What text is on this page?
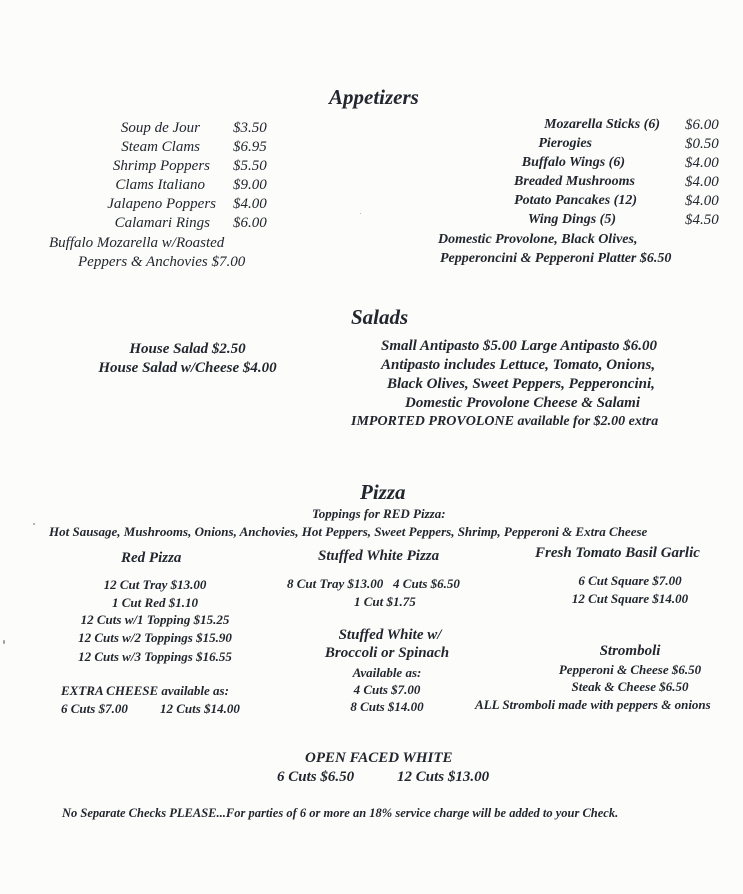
Appetizers
Soup de Jour $3.50
Steam Clams $6.95
Shrimp Poppers $5.50
Clams Italiano $9.00
Jalapeno Poppers $4.00
Calamari Rings $6.00
Buffalo Mozarella w/Roasted
Peppers & Anchovies $7.00
Mozarella Sticks (6) $6.00
Pierogies	$0.50
Buffalo Wings (6)	$4.00
Breaded Mushrooms	$4.00
Potato Pancakes (12)	$4.00
Wing Dings (5)	$4.50
Domestic Provolone, Black Olives,
Pepperoncini & Pepperoni Platter $6.50
Salads
House Salad $2.50
House Salad w/Cheese $4.00
Small Antipasto $5.00 Large Antipasto $6.00
Antipasto includes Lettuce, Tomato, Onions,
Black Olives, Sweet Peppers, Pepperoncini,
Domestic Provolone Cheese & Salami
IMPORTED PROVOLONE available for $2.00 extra
Pizza
Toppings for RED Pizza:
Hot Sausage, Mushrooms, Onions, Anchovies, Hot Peppers, Sweet Peppers, Shrimp, Pepperoni & Extra Cheese
Red Pizza
12 Cut Tray $13.00
1 Cut Red $1.10
12 Cuts w/1 Topping $15.25
12 Cuts w/2 Toppings $15.90
12 Cuts w/3 Toppings $16.55
EXTRA CHEESE available as:
6 Cuts $7.00 12 Cuts $14.00
Stuffed White Pizza
8 Cut Tray $13.00   4 Cuts $6.50
1 Cut $1.75
Stuffed White w/
Broccoli or Spinach
Available as:
4 Cuts $7.00
8 Cuts $14.00
Fresh Tomato Basil Garlic
6 Cut Square $7.00
12 Cut Square $14.00
Stromboli
Pepperoni & Cheese $6.50
Steak & Cheese $6.50
ALL Stromboli made with peppers & onions
OPEN FACED WHITE
6 Cuts $6.50	12 Cuts $13.00
No Separate Checks PLEASE...For parties of 6 or more an 18% service charge will be added to your Check.
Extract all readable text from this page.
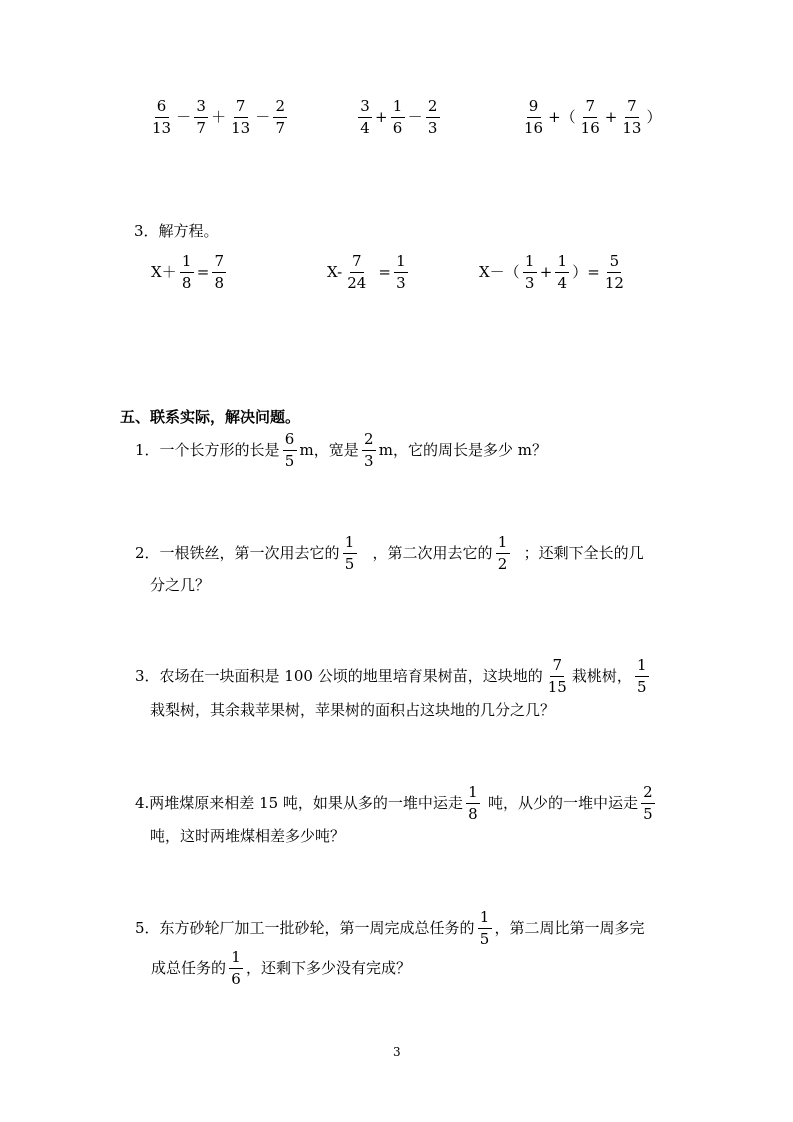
$\frac{6}{13} - \frac{3}{7} + \frac{7}{13} - \frac{2}{7}$	$\frac{3}{4} + \frac{1}{6} - \frac{2}{3}$	$\frac{9}{16}$ +（ $\frac{7}{16} + \frac{7}{13}$ ）
3．解方程。
$X+ \frac{1}{8} = \frac{7}{8}$	$X- \frac{7}{24} = \frac{1}{3}$	$X-( \frac{1}{3} + \frac{1}{4}$ ）= $\frac{5}{12}$
五、联系实际，解决问题。
1．一个长方形的长是 $\frac{6}{5}$ m，宽是 $\frac{2}{3}$ m，它的周长是多少 m？
2．一根铁丝，第一次用去它的 $\frac{1}{5}$ ，第二次用去它的 $\frac{1}{2}$ ；还剩下全长的几
分之几？
3．农场在一块面积是 100 公顷的地里培育果树苗，这块地的 $\frac{7}{15}$ 栽桃树， $\frac{1}{5}$
栽梨树，其余栽苹果树，苹果树的面积占这块地的几分之几？
4.两堆煤原来相差 15 吨，如果从多的一堆中运走 $\frac{1}{8}$ 吨，从少的一堆中运走 $\frac{2}{5}$
吨，这时两堆煤相差多少吨？
5．东方砂轮厂加工一批砂轮，第一周完成总任务的 $\frac{1}{5}$ ，第二周比第一周多完
成总任务的 $\frac{1}{6}$ ，还剩下多少没有完成？
3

Task statement:
Show the lines from the data above that contain the string "Sweet".

Result:
Black Olives, Sweet Peppers, Pepperoncini,
Hot Sausage, Mushrooms, Onions, Anchovies, Hot Peppers, Sweet Peppers, Shrimp, Pepperoni & Extra Cheese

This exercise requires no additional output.